## WHAT TO WORK ON
Write out the records word for word, with no pictures.

[Dataset records]
● ● ●

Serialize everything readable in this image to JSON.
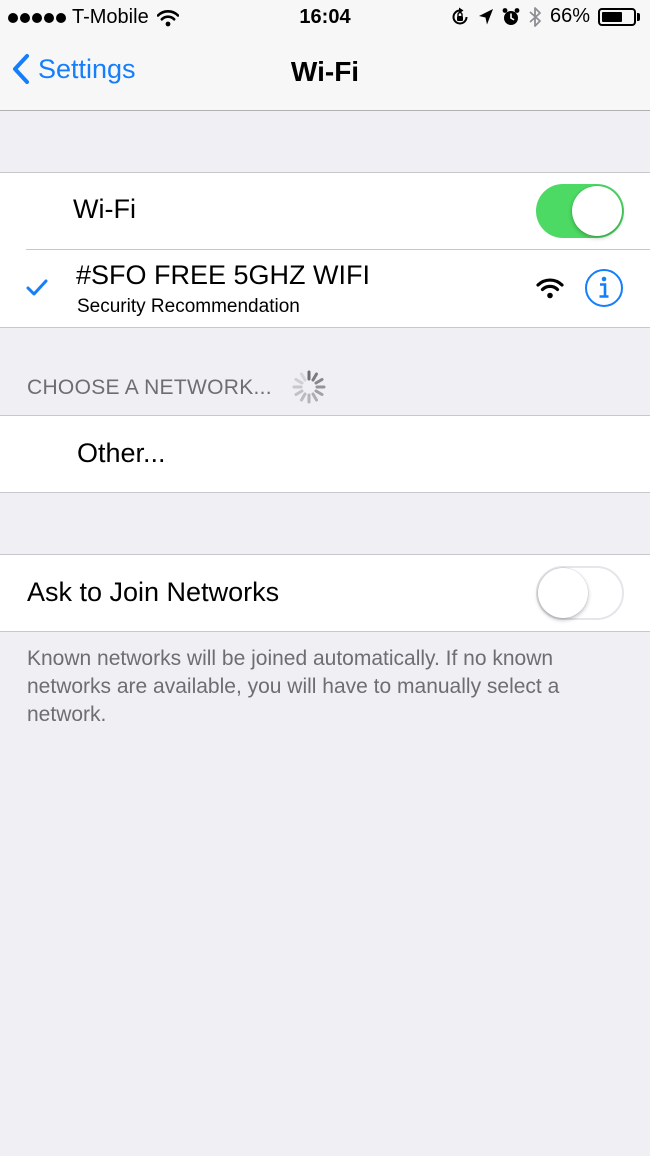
{
  "status_bar": {
    "carrier": "T-Mobile",
    "time": "16:04",
    "battery_percent": "66%",
    "battery_level": 0.66,
    "signal_dots": 5
  },
  "nav": {
    "back_label": "Settings",
    "title": "Wi-Fi"
  },
  "wifi_toggle": {
    "label": "Wi-Fi",
    "on": true
  },
  "connected_network": {
    "name": "#SFO FREE 5GHZ WIFI",
    "subtitle": "Security Recommendation"
  },
  "choose_network": {
    "header": "CHOOSE A NETWORK...",
    "other_label": "Other..."
  },
  "ask_to_join": {
    "label": "Ask to Join Networks",
    "on": false,
    "footer": "Known networks will be joined automatically. If no known networks are available, you will have to manually select a network."
  },
  "colors": {
    "accent": "#157efb",
    "toggle_on": "#4cd964",
    "background": "#efeff4",
    "secondary_text": "#6d6d72"
  },
  "icons": [
    "wifi-icon",
    "orientation-lock-icon",
    "location-icon",
    "alarm-icon",
    "bluetooth-icon",
    "battery-icon",
    "chevron-left-icon",
    "checkmark-icon",
    "wifi-signal-icon",
    "info-icon",
    "spinner-icon"
  ]
}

● ● ●

## ANSWER TO THE EXERCISE
Serialize everything readable in this image to JSON.
{
  "status_bar": {
    "carrier": "T-Mobile",
    "time": "16:04",
    "battery_percent": "66%",
    "battery_level": 0.66,
    "signal_dots": 5
  },
  "nav": {
    "back_label": "Settings",
    "title": "Wi-Fi"
  },
  "wifi_toggle": {
    "label": "Wi-Fi",
    "on": true
  },
  "connected_network": {
    "name": "#SFO FREE 5GHZ WIFI",
    "subtitle": "Security Recommendation"
  },
  "choose_network": {
    "header": "CHOOSE A NETWORK...",
    "other_label": "Other..."
  },
  "ask_to_join": {
    "label": "Ask to Join Networks",
    "on": false,
    "footer": "Known networks will be joined automatically. If no known networks are available, you will have to manually select a network."
  },
  "colors": {
    "accent": "#157efb",
    "toggle_on": "#4cd964",
    "background": "#efeff4",
    "secondary_text": "#6d6d72"
  },
  "icons": [
    "wifi-icon",
    "orientation-lock-icon",
    "location-icon",
    "alarm-icon",
    "bluetooth-icon",
    "battery-icon",
    "chevron-left-icon",
    "checkmark-icon",
    "wifi-signal-icon",
    "info-icon",
    "spinner-icon"
  ]
}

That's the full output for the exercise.